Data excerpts
------------------------------------------------

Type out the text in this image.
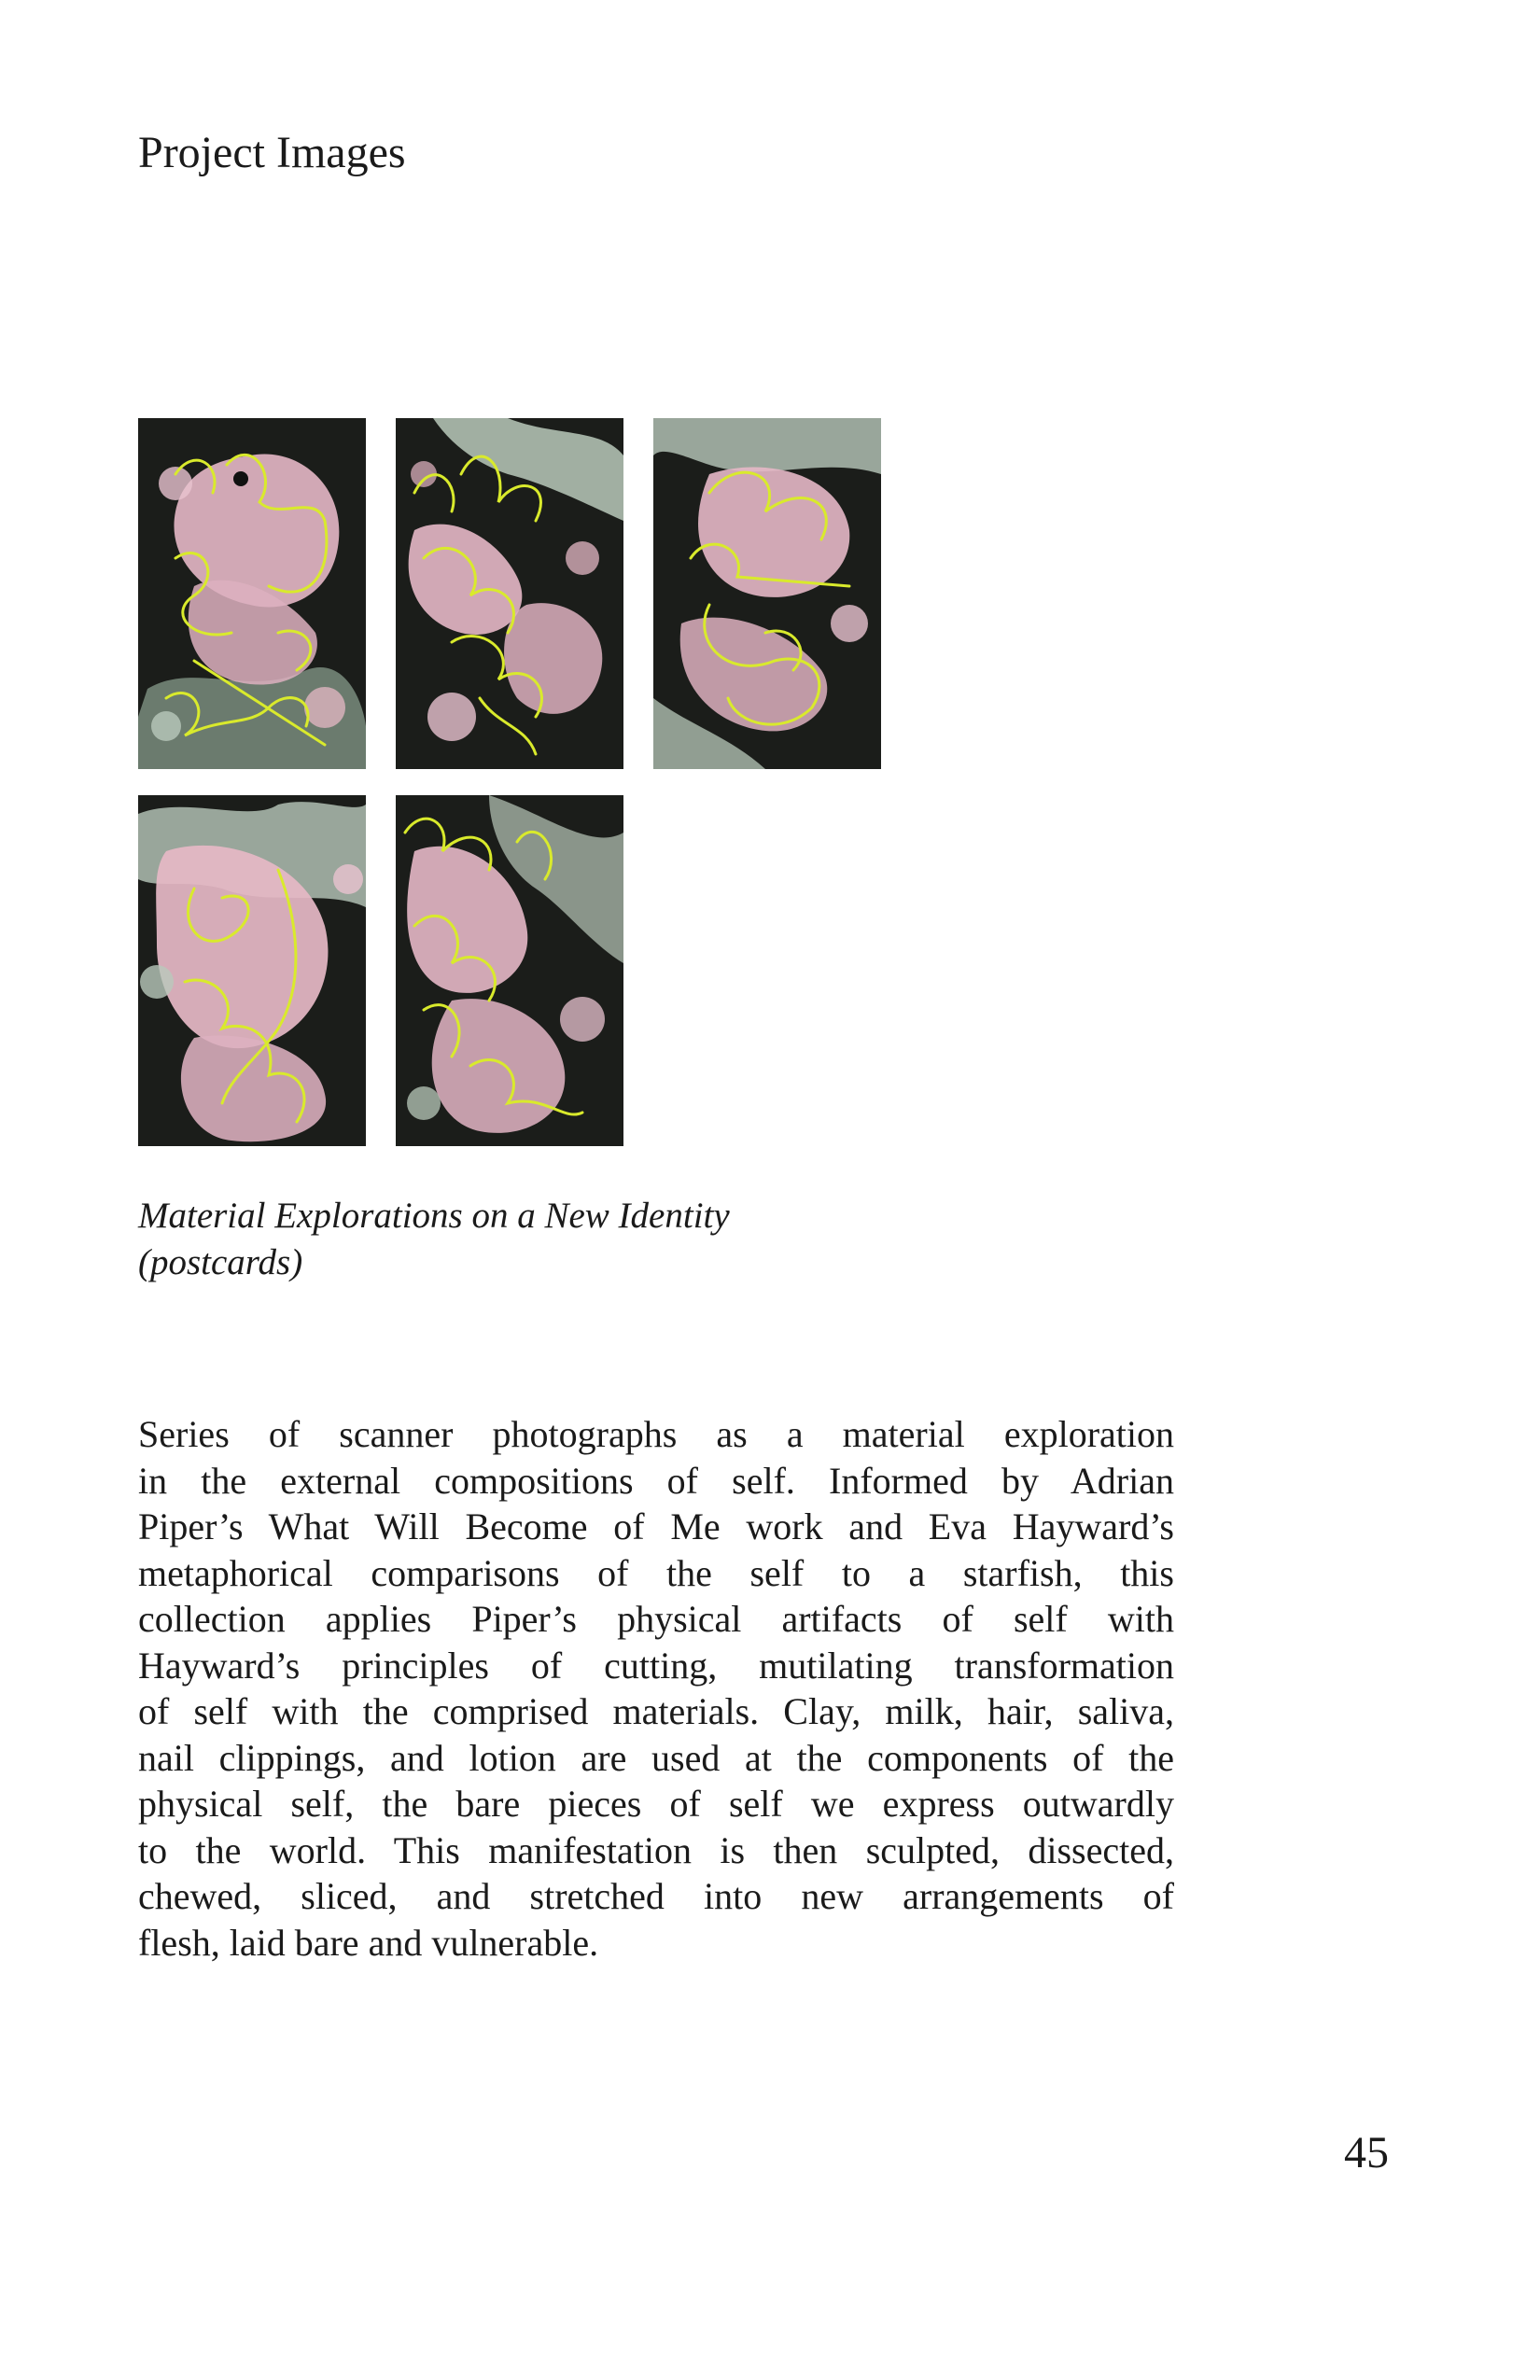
Project Images
Material Explorations on a New Identity
(postcards)
Series of scanner photographs as a material exploration
in the external compositions of self. Informed by Adrian
Piper’s What Will Become of Me work and Eva Hayward’s
metaphorical comparisons of the self to a starfish, this
collection applies Piper’s physical artifacts of self with
Hayward’s principles of cutting, mutilating transformation
of self with the comprised materials. Clay, milk, hair, saliva,
nail clippings, and lotion are used at the components of the
physical self, the bare pieces of self we express outwardly
to the world. This manifestation is then sculpted, dissected,
chewed, sliced, and stretched into new arrangements of
flesh, laid bare and vulnerable.
45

------------------------------------------------

> **Given problem**
Reproduce each line exactly, please, except for any pictures.

> **Solution to this exercise**
Type out the text in this image.
Project Images
Material Explorations on a New Identity
(postcards)
Series of scanner photographs as a material exploration
in the external compositions of self. Informed by Adrian
Piper’s What Will Become of Me work and Eva Hayward’s
metaphorical comparisons of the self to a starfish, this
collection applies Piper’s physical artifacts of self with
Hayward’s principles of cutting, mutilating transformation
of self with the comprised materials. Clay, milk, hair, saliva,
nail clippings, and lotion are used at the components of the
physical self, the bare pieces of self we express outwardly
to the world. This manifestation is then sculpted, dissected,
chewed, sliced, and stretched into new arrangements of
flesh, laid bare and vulnerable.
45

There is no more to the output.